**Data entries**
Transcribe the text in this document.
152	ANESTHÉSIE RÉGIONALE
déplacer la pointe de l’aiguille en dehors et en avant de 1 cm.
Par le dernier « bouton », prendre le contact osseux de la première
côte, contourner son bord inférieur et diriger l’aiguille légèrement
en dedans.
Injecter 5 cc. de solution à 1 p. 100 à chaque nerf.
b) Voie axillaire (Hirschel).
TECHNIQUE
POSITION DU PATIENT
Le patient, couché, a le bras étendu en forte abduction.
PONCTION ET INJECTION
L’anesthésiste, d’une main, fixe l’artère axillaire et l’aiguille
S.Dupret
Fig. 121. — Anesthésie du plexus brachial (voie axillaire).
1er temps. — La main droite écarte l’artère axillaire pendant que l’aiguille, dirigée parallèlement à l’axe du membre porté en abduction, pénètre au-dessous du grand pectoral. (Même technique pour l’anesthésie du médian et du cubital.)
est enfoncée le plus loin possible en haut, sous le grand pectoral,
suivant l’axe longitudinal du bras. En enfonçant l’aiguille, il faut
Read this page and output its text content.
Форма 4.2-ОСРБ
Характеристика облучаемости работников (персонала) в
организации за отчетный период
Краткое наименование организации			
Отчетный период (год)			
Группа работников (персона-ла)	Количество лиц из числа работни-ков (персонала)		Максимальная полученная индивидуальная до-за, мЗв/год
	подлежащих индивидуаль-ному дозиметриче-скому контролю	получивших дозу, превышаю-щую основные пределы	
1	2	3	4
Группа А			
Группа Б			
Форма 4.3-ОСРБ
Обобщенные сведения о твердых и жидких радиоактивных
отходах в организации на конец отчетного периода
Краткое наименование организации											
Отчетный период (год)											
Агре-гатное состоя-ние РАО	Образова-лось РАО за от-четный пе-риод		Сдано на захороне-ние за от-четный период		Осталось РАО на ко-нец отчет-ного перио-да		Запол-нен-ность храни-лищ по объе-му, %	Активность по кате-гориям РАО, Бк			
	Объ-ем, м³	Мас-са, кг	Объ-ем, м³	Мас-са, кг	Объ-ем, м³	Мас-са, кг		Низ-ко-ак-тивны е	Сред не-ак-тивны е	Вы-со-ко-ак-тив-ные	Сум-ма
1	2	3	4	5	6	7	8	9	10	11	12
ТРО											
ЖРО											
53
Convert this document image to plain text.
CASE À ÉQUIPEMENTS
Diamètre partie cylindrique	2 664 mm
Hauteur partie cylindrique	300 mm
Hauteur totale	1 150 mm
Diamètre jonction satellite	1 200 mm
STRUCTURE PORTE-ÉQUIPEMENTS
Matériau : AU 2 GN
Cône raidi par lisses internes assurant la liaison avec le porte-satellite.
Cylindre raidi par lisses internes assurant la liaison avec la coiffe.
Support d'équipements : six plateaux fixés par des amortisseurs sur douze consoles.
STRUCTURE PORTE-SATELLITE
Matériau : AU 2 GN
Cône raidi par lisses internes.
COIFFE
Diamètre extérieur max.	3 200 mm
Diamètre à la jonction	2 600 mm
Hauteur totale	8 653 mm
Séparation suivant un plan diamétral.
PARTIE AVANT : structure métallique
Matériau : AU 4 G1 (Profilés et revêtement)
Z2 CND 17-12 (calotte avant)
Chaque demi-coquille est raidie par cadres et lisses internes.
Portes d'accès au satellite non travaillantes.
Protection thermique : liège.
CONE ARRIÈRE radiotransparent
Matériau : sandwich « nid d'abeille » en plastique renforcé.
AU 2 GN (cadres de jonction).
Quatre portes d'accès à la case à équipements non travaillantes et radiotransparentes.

**TASK BRIEF**
Repeat exactly, and only, the lines from the line containing "Convert this document image to plain text." through the last line of the records above, both included.

**FINAL RESULT**
Convert this document image to plain text.
CASE À ÉQUIPEMENTS
Diamètre partie cylindrique	2 664 mm
Hauteur partie cylindrique	300 mm
Hauteur totale	1 150 mm
Diamètre jonction satellite	1 200 mm
STRUCTURE PORTE-ÉQUIPEMENTS
Matériau : AU 2 GN
Cône raidi par lisses internes assurant la liaison avec le porte-satellite.
Cylindre raidi par lisses internes assurant la liaison avec la coiffe.
Support d'équipements : six plateaux fixés par des amortisseurs sur douze consoles.
STRUCTURE PORTE-SATELLITE
Matériau : AU 2 GN
Cône raidi par lisses internes.
COIFFE
Diamètre extérieur max.	3 200 mm
Diamètre à la jonction	2 600 mm
Hauteur totale	8 653 mm
Séparation suivant un plan diamétral.
PARTIE AVANT : structure métallique
Matériau : AU 4 G1 (Profilés et revêtement)
Z2 CND 17-12 (calotte avant)
Chaque demi-coquille est raidie par cadres et lisses internes.
Portes d'accès au satellite non travaillantes.
Protection thermique : liège.
CONE ARRIÈRE radiotransparent
Matériau : sandwich « nid d'abeille » en plastique renforcé.
AU 2 GN (cadres de jonction).
Quatre portes d'accès à la case à équipements non travaillantes et radiotransparentes.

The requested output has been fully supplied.